Texto dado.
==*==
El
tema da para mucho: una Iglesia santa que contiene y experimenta el pecado en
su interior y que continuamente debe reformarse. Sí, reformarse, ¿pero hacia
dónde?, ¿en qué sentido?, ¿en qué dirección?, ¿en qué condiciones? Y también:
¿quiénes llevan a cabo una reforma verdadera?, ¿quiénes serán capaces?
La Iglesia es santa,
hermosamente santa. Es la
Esposa de Cristo, “revestida con oro de Ofir” (cf. Sal 44).
Si la Iglesia
es en sí misma santa e infalible, sólo puede serlo porque es de Dios y en cuanto es de Dios, no como construcción humana o
mera comunidad de seguidores de Jesús, como algunas malas eclesiologías
propagan. Lo que es de Dios, lo que a Él le pertenece es santo porque recibe de
su misma santidad.
La Iglesia es santa porque es
de Dios. “La santidad de la
Iglesia y la de los fieles se apoya siempre en lo que en
ellos es de Dios, pero comporta un
estatuto de mayor interioridad; hay una comunicación real de la santidad de
Dios a la Iglesia
y a los fieles. De hecho, la
Iglesia antigua ha tenido conciencia de sí misma como
organismo de vida espiritual comunicada desde lo alto. Sea cual fuera la fecha
en que se dio a sí misma el predicado de “santa”, ha sido el primero por el que
se la caracterizó: es verdaderamente la santa
Iglesia” (Congar, Y. M., Verdadera y
falsa reforma en la Iglesia,
Salamanca 2014, 91).
Pero
también esta Iglesia es nuestra, en cuanto miembros e hijos; es también la Iglesia de nuestras
debilidades, de nuestras flaquezas, de nuestras limitaciones. En cuanto es
nuestra, padece todo esto; en cuanto que es de Dios, es santa. Así lo entendió la Tradición. Por eso
se habló y se habla de una “santidad objetiva”, de la Iglesia en sí misma por
ser de Dios y de una “santidad subjetiva”, la santidad de sus miembros, que
debe corresponder y conformarse con la santidad objetiva de la Iglesia.
La
santidad de la Iglesia
florece en la santidad de sus hijos. El Espíritu Santo es su autor. “Hay, sin
duda alguna, una santidad manifiesta, incluso obras que tienen un cierto valor
de pruebas de santidad; pero la santidad esencial
de la Iglesia,
la que caracteriza su ser mismo, más profundamente que las obras de sus
miembros, tan sólo puede afirmarse en la fe en el Espíritu Santo, cuya obra
propia es esa. Algo de la santidad de la Iglesia se ve en los sancti [los santos], y gracias a los efectos que producen, en sus sancta [cosas santas]. Pero su santidad
radical y profunda como misterio, como institución, incluso como pueblo de
Dios, la cree la Iglesia
al creer en el Espíritu Santo que la santifica. Históricamente, por lo demás,
Espíritu Santo y Santa Iglesia aparecen ligados en el Símbolo” (Id., 99).
==*==
Lo que se pide A.
Responde según el texto sobre la santidad de la Iglesia:
(i) ¿Con qué está revestida la Esposa de Cristo?
(ii) ¿Cómo se llama la santidad de los miembros de la Iglesia?
(iii) ¿Quién es el autor de la santidad de la Iglesia?

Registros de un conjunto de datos
==*==
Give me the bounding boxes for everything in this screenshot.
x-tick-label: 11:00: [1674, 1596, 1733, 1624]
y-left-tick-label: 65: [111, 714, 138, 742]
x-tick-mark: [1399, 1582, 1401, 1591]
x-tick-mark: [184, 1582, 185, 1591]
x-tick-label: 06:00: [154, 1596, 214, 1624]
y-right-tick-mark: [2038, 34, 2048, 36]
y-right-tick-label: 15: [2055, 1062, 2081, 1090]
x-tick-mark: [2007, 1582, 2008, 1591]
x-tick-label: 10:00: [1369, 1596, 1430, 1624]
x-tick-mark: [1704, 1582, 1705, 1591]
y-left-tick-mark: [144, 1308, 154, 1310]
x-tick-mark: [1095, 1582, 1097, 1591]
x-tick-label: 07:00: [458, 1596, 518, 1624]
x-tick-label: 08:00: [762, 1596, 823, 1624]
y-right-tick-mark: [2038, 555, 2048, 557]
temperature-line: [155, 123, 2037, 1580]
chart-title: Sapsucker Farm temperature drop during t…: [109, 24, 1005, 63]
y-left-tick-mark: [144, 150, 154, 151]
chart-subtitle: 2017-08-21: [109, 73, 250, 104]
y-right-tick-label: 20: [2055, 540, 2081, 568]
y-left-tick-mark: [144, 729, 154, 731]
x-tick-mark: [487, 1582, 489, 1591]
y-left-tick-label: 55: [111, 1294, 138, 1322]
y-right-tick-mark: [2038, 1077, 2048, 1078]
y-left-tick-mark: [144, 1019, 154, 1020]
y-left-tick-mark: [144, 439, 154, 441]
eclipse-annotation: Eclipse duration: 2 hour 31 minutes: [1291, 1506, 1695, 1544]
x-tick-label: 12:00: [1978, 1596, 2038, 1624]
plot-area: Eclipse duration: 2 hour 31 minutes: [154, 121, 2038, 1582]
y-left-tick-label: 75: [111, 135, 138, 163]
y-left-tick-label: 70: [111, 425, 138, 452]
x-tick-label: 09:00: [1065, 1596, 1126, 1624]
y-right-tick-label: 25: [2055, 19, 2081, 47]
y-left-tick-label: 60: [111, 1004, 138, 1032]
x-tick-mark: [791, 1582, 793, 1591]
==*==
Lo que se pide B.
Cita textualmente el tramo del listado que va desde su primera línea hasta la línea que contiene "y-left-tick-mark: [144, 729, 154, 731]", ambas incluidas.

Resultado A.
(i) Con oro de Ofir.
(ii) Santidad subjetiva.
(iii) El Espíritu Santo.

Resultado B.
Give me the bounding boxes for everything in this screenshot.
x-tick-label: 11:00: [1674, 1596, 1733, 1624]
y-left-tick-label: 65: [111, 714, 138, 742]
x-tick-mark: [1399, 1582, 1401, 1591]
x-tick-mark: [184, 1582, 185, 1591]
x-tick-label: 06:00: [154, 1596, 214, 1624]
y-right-tick-mark: [2038, 34, 2048, 36]
y-right-tick-label: 15: [2055, 1062, 2081, 1090]
x-tick-mark: [2007, 1582, 2008, 1591]
x-tick-label: 10:00: [1369, 1596, 1430, 1624]
x-tick-mark: [1704, 1582, 1705, 1591]
y-left-tick-mark: [144, 1308, 154, 1310]
x-tick-mark: [1095, 1582, 1097, 1591]
x-tick-label: 07:00: [458, 1596, 518, 1624]
x-tick-label: 08:00: [762, 1596, 823, 1624]
y-right-tick-mark: [2038, 555, 2048, 557]
temperature-line: [155, 123, 2037, 1580]
chart-title: Sapsucker Farm temperature drop during t…: [109, 24, 1005, 63]
y-left-tick-mark: [144, 150, 154, 151]
chart-subtitle: 2017-08-21: [109, 73, 250, 104]
y-right-tick-label: 20: [2055, 540, 2081, 568]
y-left-tick-mark: [144, 729, 154, 731]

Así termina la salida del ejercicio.